**What is expected**
Every entry must be given again exactly.

Data items:
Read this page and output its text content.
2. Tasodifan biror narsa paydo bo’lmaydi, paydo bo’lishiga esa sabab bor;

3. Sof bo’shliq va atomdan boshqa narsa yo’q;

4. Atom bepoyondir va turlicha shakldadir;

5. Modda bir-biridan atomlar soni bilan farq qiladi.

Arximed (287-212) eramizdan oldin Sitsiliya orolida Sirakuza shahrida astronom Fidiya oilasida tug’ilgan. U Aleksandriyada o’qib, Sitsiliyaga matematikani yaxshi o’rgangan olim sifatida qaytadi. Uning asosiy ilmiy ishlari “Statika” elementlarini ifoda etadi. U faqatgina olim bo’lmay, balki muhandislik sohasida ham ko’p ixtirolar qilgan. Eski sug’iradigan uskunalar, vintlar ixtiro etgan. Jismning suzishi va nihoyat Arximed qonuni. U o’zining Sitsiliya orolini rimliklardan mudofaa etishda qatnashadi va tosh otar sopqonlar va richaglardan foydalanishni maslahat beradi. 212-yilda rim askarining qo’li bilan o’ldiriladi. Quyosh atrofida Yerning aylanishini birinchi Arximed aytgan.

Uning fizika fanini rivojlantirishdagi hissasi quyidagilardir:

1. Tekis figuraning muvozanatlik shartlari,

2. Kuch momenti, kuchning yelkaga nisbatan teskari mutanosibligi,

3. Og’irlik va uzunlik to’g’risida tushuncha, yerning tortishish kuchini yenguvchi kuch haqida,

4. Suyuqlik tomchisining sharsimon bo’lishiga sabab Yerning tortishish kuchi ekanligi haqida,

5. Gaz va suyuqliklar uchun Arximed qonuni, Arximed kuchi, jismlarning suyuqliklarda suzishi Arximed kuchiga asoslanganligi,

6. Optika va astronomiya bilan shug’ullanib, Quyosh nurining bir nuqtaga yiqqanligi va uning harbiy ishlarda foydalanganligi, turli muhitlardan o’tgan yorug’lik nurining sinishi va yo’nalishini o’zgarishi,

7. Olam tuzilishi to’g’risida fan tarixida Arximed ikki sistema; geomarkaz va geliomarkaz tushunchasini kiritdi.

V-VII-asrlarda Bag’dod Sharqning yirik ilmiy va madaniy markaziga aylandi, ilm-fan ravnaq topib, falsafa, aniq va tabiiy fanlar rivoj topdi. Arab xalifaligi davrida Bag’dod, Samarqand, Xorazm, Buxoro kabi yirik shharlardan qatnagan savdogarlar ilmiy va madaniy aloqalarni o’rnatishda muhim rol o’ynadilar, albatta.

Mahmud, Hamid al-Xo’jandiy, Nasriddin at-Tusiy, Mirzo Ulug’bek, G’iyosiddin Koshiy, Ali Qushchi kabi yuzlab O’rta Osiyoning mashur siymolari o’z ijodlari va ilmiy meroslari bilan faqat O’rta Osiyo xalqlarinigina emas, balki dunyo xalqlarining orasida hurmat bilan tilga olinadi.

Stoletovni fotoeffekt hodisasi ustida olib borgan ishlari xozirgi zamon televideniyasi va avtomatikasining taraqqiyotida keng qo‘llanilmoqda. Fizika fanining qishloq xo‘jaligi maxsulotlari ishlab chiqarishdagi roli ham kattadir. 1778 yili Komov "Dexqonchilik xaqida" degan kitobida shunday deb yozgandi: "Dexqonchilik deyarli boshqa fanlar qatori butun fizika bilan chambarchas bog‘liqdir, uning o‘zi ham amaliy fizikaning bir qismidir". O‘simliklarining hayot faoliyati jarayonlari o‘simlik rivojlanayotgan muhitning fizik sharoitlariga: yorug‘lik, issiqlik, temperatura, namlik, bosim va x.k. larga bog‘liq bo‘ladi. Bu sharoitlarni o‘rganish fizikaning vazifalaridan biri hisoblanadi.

**Exercise answer**
Read this page and output its text content.
2. Tasodifan biror narsa paydo bo’lmaydi, paydo bo’lishiga esa sabab bor;

3. Sof bo’shliq va atomdan boshqa narsa yo’q;

4. Atom bepoyondir va turlicha shakldadir;

5. Modda bir-biridan atomlar soni bilan farq qiladi.

Arximed (287-212) eramizdan oldin Sitsiliya orolida Sirakuza shahrida astronom Fidiya oilasida tug’ilgan. U Aleksandriyada o’qib, Sitsiliyaga matematikani yaxshi o’rgangan olim sifatida qaytadi. Uning asosiy ilmiy ishlari “Statika” elementlarini ifoda etadi. U faqatgina olim bo’lmay, balki muhandislik sohasida ham ko’p ixtirolar qilgan. Eski sug’iradigan uskunalar, vintlar ixtiro etgan. Jismning suzishi va nihoyat Arximed qonuni. U o’zining Sitsiliya orolini rimliklardan mudofaa etishda qatnashadi va tosh otar sopqonlar va richaglardan foydalanishni maslahat beradi. 212-yilda rim askarining qo’li bilan o’ldiriladi. Quyosh atrofida Yerning aylanishini birinchi Arximed aytgan.

Uning fizika fanini rivojlantirishdagi hissasi quyidagilardir:

1. Tekis figuraning muvozanatlik shartlari,

2. Kuch momenti, kuchning yelkaga nisbatan teskari mutanosibligi,

3. Og’irlik va uzunlik to’g’risida tushuncha, yerning tortishish kuchini yenguvchi kuch haqida,

4. Suyuqlik tomchisining sharsimon bo’lishiga sabab Yerning tortishish kuchi ekanligi haqida,

5. Gaz va suyuqliklar uchun Arximed qonuni, Arximed kuchi, jismlarning suyuqliklarda suzishi Arximed kuchiga asoslanganligi,

6. Optika va astronomiya bilan shug’ullanib, Quyosh nurining bir nuqtaga yiqqanligi va uning harbiy ishlarda foydalanganligi, turli muhitlardan o’tgan yorug’lik nurining sinishi va yo’nalishini o’zgarishi,

7. Olam tuzilishi to’g’risida fan tarixida Arximed ikki sistema; geomarkaz va geliomarkaz tushunchasini kiritdi.

V-VII-asrlarda Bag’dod Sharqning yirik ilmiy va madaniy markaziga aylandi, ilm-fan ravnaq topib, falsafa, aniq va tabiiy fanlar rivoj topdi. Arab xalifaligi davrida Bag’dod, Samarqand, Xorazm, Buxoro kabi yirik shharlardan qatnagan savdogarlar ilmiy va madaniy aloqalarni o’rnatishda muhim rol o’ynadilar, albatta.

Mahmud, Hamid al-Xo’jandiy, Nasriddin at-Tusiy, Mirzo Ulug’bek, G’iyosiddin Koshiy, Ali Qushchi kabi yuzlab O’rta Osiyoning mashur siymolari o’z ijodlari va ilmiy meroslari bilan faqat O’rta Osiyo xalqlarinigina emas, balki dunyo xalqlarining orasida hurmat bilan tilga olinadi.

Stoletovni fotoeffekt hodisasi ustida olib borgan ishlari xozirgi zamon televideniyasi va avtomatikasining taraqqiyotida keng qo‘llanilmoqda. Fizika fanining qishloq xo‘jaligi maxsulotlari ishlab chiqarishdagi roli ham kattadir. 1778 yili Komov "Dexqonchilik xaqida" degan kitobida shunday deb yozgandi: "Dexqonchilik deyarli boshqa fanlar qatori butun fizika bilan chambarchas bog‘liqdir, uning o‘zi ham amaliy fizikaning bir qismidir". O‘simliklarining hayot faoliyati jarayonlari o‘simlik rivojlanayotgan muhitning fizik sharoitlariga: yorug‘lik, issiqlik, temperatura, namlik, bosim va x.k. larga bog‘liq bo‘ladi. Bu sharoitlarni o‘rganish fizikaning vazifalaridan biri hisoblanadi.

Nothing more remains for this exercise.